Task brief
Reproduce the data in its entirety, exactly as supplied.

Material for the task
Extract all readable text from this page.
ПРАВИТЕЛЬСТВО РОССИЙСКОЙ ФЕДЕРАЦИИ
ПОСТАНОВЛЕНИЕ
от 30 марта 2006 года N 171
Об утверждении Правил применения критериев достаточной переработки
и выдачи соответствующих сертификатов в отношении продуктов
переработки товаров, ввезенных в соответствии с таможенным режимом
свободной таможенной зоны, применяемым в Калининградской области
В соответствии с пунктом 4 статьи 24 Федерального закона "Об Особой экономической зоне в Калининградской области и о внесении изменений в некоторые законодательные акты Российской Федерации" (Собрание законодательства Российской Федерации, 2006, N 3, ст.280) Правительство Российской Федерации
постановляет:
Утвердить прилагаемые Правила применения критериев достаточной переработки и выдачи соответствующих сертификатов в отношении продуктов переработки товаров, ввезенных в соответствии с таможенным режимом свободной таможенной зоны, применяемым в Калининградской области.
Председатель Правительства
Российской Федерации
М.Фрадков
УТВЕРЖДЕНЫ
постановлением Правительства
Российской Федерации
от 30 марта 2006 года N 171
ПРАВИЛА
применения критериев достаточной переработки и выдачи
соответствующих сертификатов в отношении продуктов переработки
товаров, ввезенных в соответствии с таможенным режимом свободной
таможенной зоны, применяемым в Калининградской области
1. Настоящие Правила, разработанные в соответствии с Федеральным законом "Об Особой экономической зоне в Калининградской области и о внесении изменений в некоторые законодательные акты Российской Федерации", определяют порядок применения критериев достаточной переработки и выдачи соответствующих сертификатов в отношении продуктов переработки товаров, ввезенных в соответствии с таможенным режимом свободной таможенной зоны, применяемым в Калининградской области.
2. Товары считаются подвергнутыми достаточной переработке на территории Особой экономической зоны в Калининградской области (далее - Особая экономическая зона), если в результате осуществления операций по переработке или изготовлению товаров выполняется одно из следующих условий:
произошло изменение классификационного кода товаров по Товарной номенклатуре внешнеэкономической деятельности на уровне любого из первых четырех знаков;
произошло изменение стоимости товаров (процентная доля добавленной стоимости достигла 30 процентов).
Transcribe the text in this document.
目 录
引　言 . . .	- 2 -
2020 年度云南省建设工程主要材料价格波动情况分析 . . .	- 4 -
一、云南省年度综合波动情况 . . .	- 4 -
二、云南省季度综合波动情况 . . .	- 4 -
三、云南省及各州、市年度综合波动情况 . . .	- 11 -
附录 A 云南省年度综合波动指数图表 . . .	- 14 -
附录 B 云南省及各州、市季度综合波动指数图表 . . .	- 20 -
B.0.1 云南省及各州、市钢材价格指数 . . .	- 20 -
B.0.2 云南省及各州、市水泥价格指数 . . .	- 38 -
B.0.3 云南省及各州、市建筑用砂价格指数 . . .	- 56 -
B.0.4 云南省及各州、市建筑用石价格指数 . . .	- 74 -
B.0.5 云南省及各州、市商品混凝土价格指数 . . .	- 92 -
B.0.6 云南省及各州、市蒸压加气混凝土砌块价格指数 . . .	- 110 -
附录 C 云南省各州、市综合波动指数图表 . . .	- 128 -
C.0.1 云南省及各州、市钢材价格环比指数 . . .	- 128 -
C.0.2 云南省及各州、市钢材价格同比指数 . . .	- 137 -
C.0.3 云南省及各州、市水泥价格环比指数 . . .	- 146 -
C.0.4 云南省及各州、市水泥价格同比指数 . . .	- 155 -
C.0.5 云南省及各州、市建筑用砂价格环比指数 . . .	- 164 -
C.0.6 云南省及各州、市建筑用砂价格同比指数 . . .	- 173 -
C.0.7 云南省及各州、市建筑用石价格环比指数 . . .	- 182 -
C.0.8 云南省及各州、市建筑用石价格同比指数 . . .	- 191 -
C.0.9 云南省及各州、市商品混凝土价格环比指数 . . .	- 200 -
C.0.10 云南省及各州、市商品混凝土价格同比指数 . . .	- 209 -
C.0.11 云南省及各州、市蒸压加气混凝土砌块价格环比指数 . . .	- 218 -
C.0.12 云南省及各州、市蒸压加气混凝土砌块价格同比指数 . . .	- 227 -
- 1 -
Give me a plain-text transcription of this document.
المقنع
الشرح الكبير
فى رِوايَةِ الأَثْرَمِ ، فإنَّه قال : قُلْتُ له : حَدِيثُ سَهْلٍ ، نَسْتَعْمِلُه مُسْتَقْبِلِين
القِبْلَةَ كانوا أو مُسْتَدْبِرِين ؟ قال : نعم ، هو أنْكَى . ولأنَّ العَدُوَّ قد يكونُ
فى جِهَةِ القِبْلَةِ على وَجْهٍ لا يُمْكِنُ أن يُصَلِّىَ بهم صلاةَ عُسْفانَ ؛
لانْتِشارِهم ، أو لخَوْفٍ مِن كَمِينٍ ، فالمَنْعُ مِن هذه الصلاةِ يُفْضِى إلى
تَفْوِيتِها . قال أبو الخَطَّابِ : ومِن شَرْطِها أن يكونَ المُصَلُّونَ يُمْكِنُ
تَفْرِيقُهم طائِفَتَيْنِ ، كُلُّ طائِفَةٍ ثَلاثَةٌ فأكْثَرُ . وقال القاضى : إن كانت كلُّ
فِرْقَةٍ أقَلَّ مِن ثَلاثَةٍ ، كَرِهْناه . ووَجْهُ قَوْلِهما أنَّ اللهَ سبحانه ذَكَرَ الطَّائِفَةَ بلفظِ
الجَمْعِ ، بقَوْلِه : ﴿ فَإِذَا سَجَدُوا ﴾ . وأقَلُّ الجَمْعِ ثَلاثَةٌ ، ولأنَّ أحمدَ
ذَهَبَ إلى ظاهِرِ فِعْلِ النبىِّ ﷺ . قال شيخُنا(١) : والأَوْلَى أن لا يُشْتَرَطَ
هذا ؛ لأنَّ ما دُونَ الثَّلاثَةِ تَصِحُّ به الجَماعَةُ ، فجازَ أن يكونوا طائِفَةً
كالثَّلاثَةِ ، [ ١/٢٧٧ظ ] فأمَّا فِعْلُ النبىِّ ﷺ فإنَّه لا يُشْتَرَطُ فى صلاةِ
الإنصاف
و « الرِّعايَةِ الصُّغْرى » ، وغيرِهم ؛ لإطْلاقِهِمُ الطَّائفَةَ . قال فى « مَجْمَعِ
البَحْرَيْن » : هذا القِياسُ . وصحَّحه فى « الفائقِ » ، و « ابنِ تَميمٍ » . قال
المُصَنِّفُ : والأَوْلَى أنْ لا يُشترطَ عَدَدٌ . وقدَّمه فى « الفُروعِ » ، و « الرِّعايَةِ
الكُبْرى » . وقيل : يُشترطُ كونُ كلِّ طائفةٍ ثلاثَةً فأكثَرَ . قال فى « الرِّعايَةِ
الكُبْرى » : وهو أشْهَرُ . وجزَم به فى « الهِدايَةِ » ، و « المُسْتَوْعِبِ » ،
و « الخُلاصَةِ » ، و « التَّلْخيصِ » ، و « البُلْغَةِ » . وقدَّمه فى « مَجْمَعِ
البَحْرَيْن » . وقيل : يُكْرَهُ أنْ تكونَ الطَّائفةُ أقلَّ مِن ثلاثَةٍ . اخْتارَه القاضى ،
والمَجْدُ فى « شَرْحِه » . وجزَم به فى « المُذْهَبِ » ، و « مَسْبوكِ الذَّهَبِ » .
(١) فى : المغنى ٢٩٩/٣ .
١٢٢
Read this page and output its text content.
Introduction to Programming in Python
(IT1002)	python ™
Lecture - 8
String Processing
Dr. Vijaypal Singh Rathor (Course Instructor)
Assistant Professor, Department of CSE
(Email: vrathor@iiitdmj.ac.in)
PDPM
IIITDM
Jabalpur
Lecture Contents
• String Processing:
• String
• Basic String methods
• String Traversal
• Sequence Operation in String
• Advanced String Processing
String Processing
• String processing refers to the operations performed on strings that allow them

Response below
Extract all readable text from this page.
ПРАВИТЕЛЬСТВО РОССИЙСКОЙ ФЕДЕРАЦИИ
ПОСТАНОВЛЕНИЕ
от 30 марта 2006 года N 171
Об утверждении Правил применения критериев достаточной переработки
и выдачи соответствующих сертификатов в отношении продуктов
переработки товаров, ввезенных в соответствии с таможенным режимом
свободной таможенной зоны, применяемым в Калининградской области
В соответствии с пунктом 4 статьи 24 Федерального закона "Об Особой экономической зоне в Калининградской области и о внесении изменений в некоторые законодательные акты Российской Федерации" (Собрание законодательства Российской Федерации, 2006, N 3, ст.280) Правительство Российской Федерации
постановляет:
Утвердить прилагаемые Правила применения критериев достаточной переработки и выдачи соответствующих сертификатов в отношении продуктов переработки товаров, ввезенных в соответствии с таможенным режимом свободной таможенной зоны, применяемым в Калининградской области.
Председатель Правительства
Российской Федерации
М.Фрадков
УТВЕРЖДЕНЫ
постановлением Правительства
Российской Федерации
от 30 марта 2006 года N 171
ПРАВИЛА
применения критериев достаточной переработки и выдачи
соответствующих сертификатов в отношении продуктов переработки
товаров, ввезенных в соответствии с таможенным режимом свободной
таможенной зоны, применяемым в Калининградской области
1. Настоящие Правила, разработанные в соответствии с Федеральным законом "Об Особой экономической зоне в Калининградской области и о внесении изменений в некоторые законодательные акты Российской Федерации", определяют порядок применения критериев достаточной переработки и выдачи соответствующих сертификатов в отношении продуктов переработки товаров, ввезенных в соответствии с таможенным режимом свободной таможенной зоны, применяемым в Калининградской области.
2. Товары считаются подвергнутыми достаточной переработке на территории Особой экономической зоны в Калининградской области (далее - Особая экономическая зона), если в результате осуществления операций по переработке или изготовлению товаров выполняется одно из следующих условий:
произошло изменение классификационного кода товаров по Товарной номенклатуре внешнеэкономической деятельности на уровне любого из первых четырех знаков;
произошло изменение стоимости товаров (процентная доля добавленной стоимости достигла 30 процентов).
Transcribe the text in this document.
目 录
引　言 . . .	- 2 -
2020 年度云南省建设工程主要材料价格波动情况分析 . . .	- 4 -
一、云南省年度综合波动情况 . . .	- 4 -
二、云南省季度综合波动情况 . . .	- 4 -
三、云南省及各州、市年度综合波动情况 . . .	- 11 -
附录 A 云南省年度综合波动指数图表 . . .	- 14 -
附录 B 云南省及各州、市季度综合波动指数图表 . . .	- 20 -
B.0.1 云南省及各州、市钢材价格指数 . . .	- 20 -
B.0.2 云南省及各州、市水泥价格指数 . . .	- 38 -
B.0.3 云南省及各州、市建筑用砂价格指数 . . .	- 56 -
B.0.4 云南省及各州、市建筑用石价格指数 . . .	- 74 -
B.0.5 云南省及各州、市商品混凝土价格指数 . . .	- 92 -
B.0.6 云南省及各州、市蒸压加气混凝土砌块价格指数 . . .	- 110 -
附录 C 云南省各州、市综合波动指数图表 . . .	- 128 -
C.0.1 云南省及各州、市钢材价格环比指数 . . .	- 128 -
C.0.2 云南省及各州、市钢材价格同比指数 . . .	- 137 -
C.0.3 云南省及各州、市水泥价格环比指数 . . .	- 146 -
C.0.4 云南省及各州、市水泥价格同比指数 . . .	- 155 -
C.0.5 云南省及各州、市建筑用砂价格环比指数 . . .	- 164 -
C.0.6 云南省及各州、市建筑用砂价格同比指数 . . .	- 173 -
C.0.7 云南省及各州、市建筑用石价格环比指数 . . .	- 182 -
C.0.8 云南省及各州、市建筑用石价格同比指数 . . .	- 191 -
C.0.9 云南省及各州、市商品混凝土价格环比指数 . . .	- 200 -
C.0.10 云南省及各州、市商品混凝土价格同比指数 . . .	- 209 -
C.0.11 云南省及各州、市蒸压加气混凝土砌块价格环比指数 . . .	- 218 -
C.0.12 云南省及各州、市蒸压加气混凝土砌块价格同比指数 . . .	- 227 -
- 1 -
Give me a plain-text transcription of this document.
المقنع
الشرح الكبير
فى رِوايَةِ الأَثْرَمِ ، فإنَّه قال : قُلْتُ له : حَدِيثُ سَهْلٍ ، نَسْتَعْمِلُه مُسْتَقْبِلِين
القِبْلَةَ كانوا أو مُسْتَدْبِرِين ؟ قال : نعم ، هو أنْكَى . ولأنَّ العَدُوَّ قد يكونُ
فى جِهَةِ القِبْلَةِ على وَجْهٍ لا يُمْكِنُ أن يُصَلِّىَ بهم صلاةَ عُسْفانَ ؛
لانْتِشارِهم ، أو لخَوْفٍ مِن كَمِينٍ ، فالمَنْعُ مِن هذه الصلاةِ يُفْضِى إلى
تَفْوِيتِها . قال أبو الخَطَّابِ : ومِن شَرْطِها أن يكونَ المُصَلُّونَ يُمْكِنُ
تَفْرِيقُهم طائِفَتَيْنِ ، كُلُّ طائِفَةٍ ثَلاثَةٌ فأكْثَرُ . وقال القاضى : إن كانت كلُّ
فِرْقَةٍ أقَلَّ مِن ثَلاثَةٍ ، كَرِهْناه . ووَجْهُ قَوْلِهما أنَّ اللهَ سبحانه ذَكَرَ الطَّائِفَةَ بلفظِ
الجَمْعِ ، بقَوْلِه : ﴿ فَإِذَا سَجَدُوا ﴾ . وأقَلُّ الجَمْعِ ثَلاثَةٌ ، ولأنَّ أحمدَ
ذَهَبَ إلى ظاهِرِ فِعْلِ النبىِّ ﷺ . قال شيخُنا(١) : والأَوْلَى أن لا يُشْتَرَطَ
هذا ؛ لأنَّ ما دُونَ الثَّلاثَةِ تَصِحُّ به الجَماعَةُ ، فجازَ أن يكونوا طائِفَةً
كالثَّلاثَةِ ، [ ١/٢٧٧ظ ] فأمَّا فِعْلُ النبىِّ ﷺ فإنَّه لا يُشْتَرَطُ فى صلاةِ
الإنصاف
و « الرِّعايَةِ الصُّغْرى » ، وغيرِهم ؛ لإطْلاقِهِمُ الطَّائفَةَ . قال فى « مَجْمَعِ
البَحْرَيْن » : هذا القِياسُ . وصحَّحه فى « الفائقِ » ، و « ابنِ تَميمٍ » . قال
المُصَنِّفُ : والأَوْلَى أنْ لا يُشترطَ عَدَدٌ . وقدَّمه فى « الفُروعِ » ، و « الرِّعايَةِ
الكُبْرى » . وقيل : يُشترطُ كونُ كلِّ طائفةٍ ثلاثَةً فأكثَرَ . قال فى « الرِّعايَةِ
الكُبْرى » : وهو أشْهَرُ . وجزَم به فى « الهِدايَةِ » ، و « المُسْتَوْعِبِ » ،
و « الخُلاصَةِ » ، و « التَّلْخيصِ » ، و « البُلْغَةِ » . وقدَّمه فى « مَجْمَعِ
البَحْرَيْن » . وقيل : يُكْرَهُ أنْ تكونَ الطَّائفةُ أقلَّ مِن ثلاثَةٍ . اخْتارَه القاضى ،
والمَجْدُ فى « شَرْحِه » . وجزَم به فى « المُذْهَبِ » ، و « مَسْبوكِ الذَّهَبِ » .
(١) فى : المغنى ٢٩٩/٣ .
١٢٢
Read this page and output its text content.
Introduction to Programming in Python
(IT1002)	python ™
Lecture - 8
String Processing
Dr. Vijaypal Singh Rathor (Course Instructor)
Assistant Professor, Department of CSE
(Email: vrathor@iiitdmj.ac.in)
PDPM
IIITDM
Jabalpur
Lecture Contents
• String Processing:
• String
• Basic String methods
• String Traversal
• Sequence Operation in String
• Advanced String Processing
String Processing
• String processing refers to the operations performed on strings that allow them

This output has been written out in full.